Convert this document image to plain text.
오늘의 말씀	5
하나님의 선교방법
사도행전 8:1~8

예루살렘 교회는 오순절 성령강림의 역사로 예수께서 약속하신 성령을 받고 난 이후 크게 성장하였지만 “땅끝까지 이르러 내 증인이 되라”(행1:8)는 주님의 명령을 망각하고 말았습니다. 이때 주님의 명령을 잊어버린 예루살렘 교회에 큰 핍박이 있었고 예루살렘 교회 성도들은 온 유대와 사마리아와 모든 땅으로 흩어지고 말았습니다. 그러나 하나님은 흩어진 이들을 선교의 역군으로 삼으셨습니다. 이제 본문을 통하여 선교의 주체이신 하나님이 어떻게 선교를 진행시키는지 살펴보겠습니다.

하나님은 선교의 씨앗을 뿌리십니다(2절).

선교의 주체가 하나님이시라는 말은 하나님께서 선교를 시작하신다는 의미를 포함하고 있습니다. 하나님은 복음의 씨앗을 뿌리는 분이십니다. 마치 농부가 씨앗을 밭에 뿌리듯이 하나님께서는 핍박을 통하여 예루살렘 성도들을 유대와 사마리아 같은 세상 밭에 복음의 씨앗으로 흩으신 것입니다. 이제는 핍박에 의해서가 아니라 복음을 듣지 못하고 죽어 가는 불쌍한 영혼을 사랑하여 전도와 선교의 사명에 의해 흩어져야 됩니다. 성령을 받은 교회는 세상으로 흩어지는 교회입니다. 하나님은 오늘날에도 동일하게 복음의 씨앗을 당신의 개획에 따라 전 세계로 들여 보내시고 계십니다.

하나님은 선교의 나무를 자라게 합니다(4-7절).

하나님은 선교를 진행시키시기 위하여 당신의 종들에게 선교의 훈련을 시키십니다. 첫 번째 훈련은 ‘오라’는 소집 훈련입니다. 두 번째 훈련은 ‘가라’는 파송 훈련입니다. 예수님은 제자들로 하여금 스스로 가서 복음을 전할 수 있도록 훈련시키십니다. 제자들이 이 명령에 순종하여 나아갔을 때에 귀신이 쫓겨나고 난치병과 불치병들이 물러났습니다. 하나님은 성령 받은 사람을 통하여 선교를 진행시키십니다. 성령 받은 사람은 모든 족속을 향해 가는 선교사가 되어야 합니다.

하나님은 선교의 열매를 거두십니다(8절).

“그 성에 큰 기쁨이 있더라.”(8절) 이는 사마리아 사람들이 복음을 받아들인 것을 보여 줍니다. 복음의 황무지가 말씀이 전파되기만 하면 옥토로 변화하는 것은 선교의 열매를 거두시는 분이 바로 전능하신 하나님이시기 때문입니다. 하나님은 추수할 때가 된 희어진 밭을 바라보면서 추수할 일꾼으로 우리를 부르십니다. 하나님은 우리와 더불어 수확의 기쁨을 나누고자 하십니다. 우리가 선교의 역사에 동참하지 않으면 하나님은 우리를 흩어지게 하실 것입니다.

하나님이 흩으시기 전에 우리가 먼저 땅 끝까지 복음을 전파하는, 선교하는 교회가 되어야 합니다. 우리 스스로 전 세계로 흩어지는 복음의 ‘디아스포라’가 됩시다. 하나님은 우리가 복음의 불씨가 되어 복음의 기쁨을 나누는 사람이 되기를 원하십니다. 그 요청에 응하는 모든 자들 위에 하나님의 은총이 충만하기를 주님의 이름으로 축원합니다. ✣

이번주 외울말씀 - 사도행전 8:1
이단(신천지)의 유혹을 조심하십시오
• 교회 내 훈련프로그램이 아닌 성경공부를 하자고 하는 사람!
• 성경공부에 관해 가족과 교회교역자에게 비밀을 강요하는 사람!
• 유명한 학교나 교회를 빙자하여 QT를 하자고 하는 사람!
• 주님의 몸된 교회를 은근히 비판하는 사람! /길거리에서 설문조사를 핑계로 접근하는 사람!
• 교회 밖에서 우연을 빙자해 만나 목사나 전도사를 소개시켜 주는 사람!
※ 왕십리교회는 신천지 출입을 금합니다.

====================

Brief:
Read the entries above, then pull out the lines that include "하나님의".

Correct response:
하나님의 선교방법
하나님이 흩으시기 전에 우리가 먼저 땅 끝까지 복음을 전파하는, 선교하는 교회가 되어야 합니다. 우리 스스로 전 세계로 흩어지는 복음의 ‘디아스포라’가 됩시다. 하나님은 우리가 복음의 불씨가 되어 복음의 기쁨을 나누는 사람이 되기를 원하십니다. 그 요청에 응하는 모든 자들 위에 하나님의 은총이 충만하기를 주님의 이름으로 축원합니다. ✣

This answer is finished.